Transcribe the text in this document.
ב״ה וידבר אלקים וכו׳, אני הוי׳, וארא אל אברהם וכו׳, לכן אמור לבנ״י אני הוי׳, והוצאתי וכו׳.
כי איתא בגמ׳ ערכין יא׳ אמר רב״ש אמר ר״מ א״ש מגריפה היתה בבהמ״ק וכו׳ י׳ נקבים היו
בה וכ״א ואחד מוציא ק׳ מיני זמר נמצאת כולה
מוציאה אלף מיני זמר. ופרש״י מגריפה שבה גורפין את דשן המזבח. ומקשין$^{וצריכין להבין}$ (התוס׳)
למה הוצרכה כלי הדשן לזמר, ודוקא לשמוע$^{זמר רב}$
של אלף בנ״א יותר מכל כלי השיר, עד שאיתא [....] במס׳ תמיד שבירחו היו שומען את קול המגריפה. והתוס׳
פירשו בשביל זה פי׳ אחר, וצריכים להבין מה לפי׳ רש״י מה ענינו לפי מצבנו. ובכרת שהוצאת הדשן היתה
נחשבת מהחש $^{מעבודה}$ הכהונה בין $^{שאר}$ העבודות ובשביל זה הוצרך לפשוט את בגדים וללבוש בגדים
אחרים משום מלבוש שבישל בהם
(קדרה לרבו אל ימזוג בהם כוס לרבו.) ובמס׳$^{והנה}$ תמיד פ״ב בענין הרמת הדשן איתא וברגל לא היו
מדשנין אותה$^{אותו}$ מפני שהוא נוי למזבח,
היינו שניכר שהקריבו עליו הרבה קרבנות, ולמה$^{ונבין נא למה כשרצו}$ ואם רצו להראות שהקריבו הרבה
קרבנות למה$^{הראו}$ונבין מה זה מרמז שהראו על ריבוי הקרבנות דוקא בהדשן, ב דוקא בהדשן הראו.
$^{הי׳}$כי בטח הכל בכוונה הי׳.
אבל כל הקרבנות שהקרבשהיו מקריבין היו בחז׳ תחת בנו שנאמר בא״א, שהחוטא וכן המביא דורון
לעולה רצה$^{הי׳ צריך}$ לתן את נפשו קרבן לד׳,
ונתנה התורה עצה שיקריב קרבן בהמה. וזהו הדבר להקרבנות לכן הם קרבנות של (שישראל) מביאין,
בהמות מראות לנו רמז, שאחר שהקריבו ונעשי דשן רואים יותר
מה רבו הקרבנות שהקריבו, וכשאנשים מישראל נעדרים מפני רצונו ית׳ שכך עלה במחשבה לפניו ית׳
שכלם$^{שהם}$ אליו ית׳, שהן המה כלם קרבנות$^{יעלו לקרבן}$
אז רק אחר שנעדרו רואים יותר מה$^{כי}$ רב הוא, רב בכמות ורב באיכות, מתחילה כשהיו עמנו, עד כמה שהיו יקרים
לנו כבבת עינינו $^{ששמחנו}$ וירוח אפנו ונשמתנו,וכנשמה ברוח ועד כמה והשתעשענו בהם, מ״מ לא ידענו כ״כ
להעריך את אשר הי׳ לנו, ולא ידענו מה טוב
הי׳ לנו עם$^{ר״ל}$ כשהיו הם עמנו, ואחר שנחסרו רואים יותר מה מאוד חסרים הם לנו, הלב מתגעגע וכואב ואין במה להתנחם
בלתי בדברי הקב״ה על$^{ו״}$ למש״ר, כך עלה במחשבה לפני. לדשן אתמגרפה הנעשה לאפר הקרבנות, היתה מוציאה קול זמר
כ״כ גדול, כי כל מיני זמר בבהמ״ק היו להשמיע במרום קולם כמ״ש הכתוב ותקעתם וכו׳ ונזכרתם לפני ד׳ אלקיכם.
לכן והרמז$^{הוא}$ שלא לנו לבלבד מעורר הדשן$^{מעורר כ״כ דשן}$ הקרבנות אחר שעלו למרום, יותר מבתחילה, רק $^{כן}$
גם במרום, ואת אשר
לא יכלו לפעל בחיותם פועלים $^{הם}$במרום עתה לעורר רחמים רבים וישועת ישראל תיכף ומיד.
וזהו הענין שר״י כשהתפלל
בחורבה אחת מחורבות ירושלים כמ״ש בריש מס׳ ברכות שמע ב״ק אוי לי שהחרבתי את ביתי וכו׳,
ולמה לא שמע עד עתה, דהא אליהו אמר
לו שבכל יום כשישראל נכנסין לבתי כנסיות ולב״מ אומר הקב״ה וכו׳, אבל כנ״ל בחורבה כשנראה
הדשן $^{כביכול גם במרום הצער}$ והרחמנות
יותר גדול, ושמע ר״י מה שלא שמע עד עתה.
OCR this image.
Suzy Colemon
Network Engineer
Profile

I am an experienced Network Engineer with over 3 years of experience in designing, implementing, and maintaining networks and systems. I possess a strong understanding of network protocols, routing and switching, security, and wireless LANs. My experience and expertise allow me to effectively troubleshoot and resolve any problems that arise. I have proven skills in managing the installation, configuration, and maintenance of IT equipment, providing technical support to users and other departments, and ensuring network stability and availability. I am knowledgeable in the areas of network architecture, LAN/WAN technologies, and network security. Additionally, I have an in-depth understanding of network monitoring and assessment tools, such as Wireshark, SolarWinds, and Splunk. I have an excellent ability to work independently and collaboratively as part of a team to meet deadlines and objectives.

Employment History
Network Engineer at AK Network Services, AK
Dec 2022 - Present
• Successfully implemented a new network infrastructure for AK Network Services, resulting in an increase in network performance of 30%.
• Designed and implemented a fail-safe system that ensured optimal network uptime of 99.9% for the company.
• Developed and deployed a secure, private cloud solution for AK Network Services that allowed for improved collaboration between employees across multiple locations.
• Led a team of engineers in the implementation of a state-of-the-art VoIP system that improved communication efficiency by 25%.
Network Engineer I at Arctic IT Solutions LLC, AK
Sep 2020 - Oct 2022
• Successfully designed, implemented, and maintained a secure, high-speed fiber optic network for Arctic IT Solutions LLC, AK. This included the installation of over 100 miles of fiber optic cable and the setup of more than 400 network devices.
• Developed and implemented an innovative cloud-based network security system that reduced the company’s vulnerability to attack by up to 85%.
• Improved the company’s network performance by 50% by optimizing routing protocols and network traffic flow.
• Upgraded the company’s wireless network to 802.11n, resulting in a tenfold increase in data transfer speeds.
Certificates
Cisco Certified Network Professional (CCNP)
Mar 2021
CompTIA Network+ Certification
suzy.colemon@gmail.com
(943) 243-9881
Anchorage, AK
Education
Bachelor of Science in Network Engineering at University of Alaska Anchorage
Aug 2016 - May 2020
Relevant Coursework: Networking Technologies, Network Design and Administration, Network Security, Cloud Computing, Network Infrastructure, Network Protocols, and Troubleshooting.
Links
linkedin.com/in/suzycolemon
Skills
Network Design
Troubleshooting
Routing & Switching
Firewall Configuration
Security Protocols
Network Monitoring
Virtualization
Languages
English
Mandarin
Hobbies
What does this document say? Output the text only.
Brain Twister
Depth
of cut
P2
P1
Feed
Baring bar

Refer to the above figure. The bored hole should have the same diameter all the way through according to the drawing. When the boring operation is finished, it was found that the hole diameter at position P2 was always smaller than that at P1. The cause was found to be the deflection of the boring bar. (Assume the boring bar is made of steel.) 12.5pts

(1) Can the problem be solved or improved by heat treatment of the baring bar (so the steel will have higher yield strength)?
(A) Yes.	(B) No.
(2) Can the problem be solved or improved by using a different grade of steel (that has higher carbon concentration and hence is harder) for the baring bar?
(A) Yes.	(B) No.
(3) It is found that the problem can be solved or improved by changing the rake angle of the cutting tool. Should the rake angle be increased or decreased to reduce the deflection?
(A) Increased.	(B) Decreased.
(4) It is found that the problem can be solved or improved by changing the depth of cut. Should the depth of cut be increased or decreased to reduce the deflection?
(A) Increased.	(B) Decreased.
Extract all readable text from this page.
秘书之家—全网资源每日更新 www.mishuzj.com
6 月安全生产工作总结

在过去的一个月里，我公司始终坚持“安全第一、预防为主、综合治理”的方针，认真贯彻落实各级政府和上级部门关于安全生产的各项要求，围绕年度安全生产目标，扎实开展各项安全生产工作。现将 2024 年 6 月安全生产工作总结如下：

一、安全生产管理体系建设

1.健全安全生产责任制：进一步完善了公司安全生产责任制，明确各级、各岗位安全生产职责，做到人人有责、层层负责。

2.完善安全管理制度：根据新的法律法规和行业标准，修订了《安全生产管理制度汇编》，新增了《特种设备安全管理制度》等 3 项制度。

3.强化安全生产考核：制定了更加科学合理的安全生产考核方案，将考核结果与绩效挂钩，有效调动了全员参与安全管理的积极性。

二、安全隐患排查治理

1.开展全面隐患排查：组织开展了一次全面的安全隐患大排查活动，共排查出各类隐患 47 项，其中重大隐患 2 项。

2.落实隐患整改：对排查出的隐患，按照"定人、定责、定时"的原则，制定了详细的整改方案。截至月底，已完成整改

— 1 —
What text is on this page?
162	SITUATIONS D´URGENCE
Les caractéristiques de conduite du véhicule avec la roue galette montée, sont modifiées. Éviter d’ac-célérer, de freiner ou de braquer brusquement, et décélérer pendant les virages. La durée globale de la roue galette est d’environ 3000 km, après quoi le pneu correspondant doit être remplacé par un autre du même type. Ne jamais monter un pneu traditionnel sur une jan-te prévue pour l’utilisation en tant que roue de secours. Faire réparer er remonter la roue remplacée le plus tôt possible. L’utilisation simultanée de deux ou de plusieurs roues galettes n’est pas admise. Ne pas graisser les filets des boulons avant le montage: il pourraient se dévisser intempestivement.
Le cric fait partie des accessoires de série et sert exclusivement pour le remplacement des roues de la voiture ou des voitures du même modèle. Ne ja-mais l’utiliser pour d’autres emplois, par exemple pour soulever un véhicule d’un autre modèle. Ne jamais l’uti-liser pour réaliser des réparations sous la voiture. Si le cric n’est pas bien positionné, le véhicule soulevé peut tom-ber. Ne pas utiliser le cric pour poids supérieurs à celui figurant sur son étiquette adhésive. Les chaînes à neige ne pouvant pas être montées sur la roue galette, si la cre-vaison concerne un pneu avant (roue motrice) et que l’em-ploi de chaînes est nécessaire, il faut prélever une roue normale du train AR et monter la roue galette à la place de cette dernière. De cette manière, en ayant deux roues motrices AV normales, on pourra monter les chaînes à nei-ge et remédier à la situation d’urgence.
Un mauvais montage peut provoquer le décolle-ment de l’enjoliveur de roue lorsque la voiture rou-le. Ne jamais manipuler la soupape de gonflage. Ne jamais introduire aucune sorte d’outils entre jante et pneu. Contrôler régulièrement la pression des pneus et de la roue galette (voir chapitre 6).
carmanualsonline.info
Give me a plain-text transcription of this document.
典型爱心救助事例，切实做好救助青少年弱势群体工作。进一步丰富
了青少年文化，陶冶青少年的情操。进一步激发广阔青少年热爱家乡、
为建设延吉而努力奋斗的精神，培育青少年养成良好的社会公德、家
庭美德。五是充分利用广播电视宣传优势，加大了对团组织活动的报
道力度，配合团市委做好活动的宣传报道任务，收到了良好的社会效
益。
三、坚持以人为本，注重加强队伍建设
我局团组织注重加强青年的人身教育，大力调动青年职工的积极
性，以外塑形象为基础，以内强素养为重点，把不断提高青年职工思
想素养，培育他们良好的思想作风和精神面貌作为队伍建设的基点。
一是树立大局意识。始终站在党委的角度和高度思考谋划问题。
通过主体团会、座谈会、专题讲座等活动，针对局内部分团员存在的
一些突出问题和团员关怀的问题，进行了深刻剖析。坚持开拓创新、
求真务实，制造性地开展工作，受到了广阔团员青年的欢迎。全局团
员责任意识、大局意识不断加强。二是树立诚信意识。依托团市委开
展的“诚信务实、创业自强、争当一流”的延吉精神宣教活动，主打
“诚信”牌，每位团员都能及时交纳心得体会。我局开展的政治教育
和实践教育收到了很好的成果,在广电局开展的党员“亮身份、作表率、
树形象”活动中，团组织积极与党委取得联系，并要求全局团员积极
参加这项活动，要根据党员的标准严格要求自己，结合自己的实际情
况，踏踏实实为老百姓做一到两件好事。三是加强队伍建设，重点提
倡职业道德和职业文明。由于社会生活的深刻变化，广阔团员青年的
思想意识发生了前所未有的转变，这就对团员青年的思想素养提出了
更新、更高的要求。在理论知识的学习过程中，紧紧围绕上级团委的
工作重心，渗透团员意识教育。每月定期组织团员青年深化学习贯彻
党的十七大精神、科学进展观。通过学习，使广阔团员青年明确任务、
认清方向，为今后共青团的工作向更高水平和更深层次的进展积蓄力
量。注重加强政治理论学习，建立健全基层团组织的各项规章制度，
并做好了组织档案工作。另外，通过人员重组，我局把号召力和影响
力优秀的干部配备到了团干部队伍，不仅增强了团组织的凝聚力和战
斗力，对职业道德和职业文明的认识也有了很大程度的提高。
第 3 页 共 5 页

▶ [Exercise objective]: Restate word for word the lines from the one holding "Give me a plain-text" to the end of the listing, both ends included, and nothing more.

▶ [Solution]:
Give me a plain-text transcription of this document.
典型爱心救助事例，切实做好救助青少年弱势群体工作。进一步丰富
了青少年文化，陶冶青少年的情操。进一步激发广阔青少年热爱家乡、
为建设延吉而努力奋斗的精神，培育青少年养成良好的社会公德、家
庭美德。五是充分利用广播电视宣传优势，加大了对团组织活动的报
道力度，配合团市委做好活动的宣传报道任务，收到了良好的社会效
益。
三、坚持以人为本，注重加强队伍建设
我局团组织注重加强青年的人身教育，大力调动青年职工的积极
性，以外塑形象为基础，以内强素养为重点，把不断提高青年职工思
想素养，培育他们良好的思想作风和精神面貌作为队伍建设的基点。
一是树立大局意识。始终站在党委的角度和高度思考谋划问题。
通过主体团会、座谈会、专题讲座等活动，针对局内部分团员存在的
一些突出问题和团员关怀的问题，进行了深刻剖析。坚持开拓创新、
求真务实，制造性地开展工作，受到了广阔团员青年的欢迎。全局团
员责任意识、大局意识不断加强。二是树立诚信意识。依托团市委开
展的“诚信务实、创业自强、争当一流”的延吉精神宣教活动，主打
“诚信”牌，每位团员都能及时交纳心得体会。我局开展的政治教育
和实践教育收到了很好的成果,在广电局开展的党员“亮身份、作表率、
树形象”活动中，团组织积极与党委取得联系，并要求全局团员积极
参加这项活动，要根据党员的标准严格要求自己，结合自己的实际情
况，踏踏实实为老百姓做一到两件好事。三是加强队伍建设，重点提
倡职业道德和职业文明。由于社会生活的深刻变化，广阔团员青年的
思想意识发生了前所未有的转变，这就对团员青年的思想素养提出了
更新、更高的要求。在理论知识的学习过程中，紧紧围绕上级团委的
工作重心，渗透团员意识教育。每月定期组织团员青年深化学习贯彻
党的十七大精神、科学进展观。通过学习，使广阔团员青年明确任务、
认清方向，为今后共青团的工作向更高水平和更深层次的进展积蓄力
量。注重加强政治理论学习，建立健全基层团组织的各项规章制度，
并做好了组织档案工作。另外，通过人员重组，我局把号召力和影响
力优秀的干部配备到了团干部队伍，不仅增强了团组织的凝聚力和战
斗力，对职业道德和职业文明的认识也有了很大程度的提高。
第 3 页 共 5 页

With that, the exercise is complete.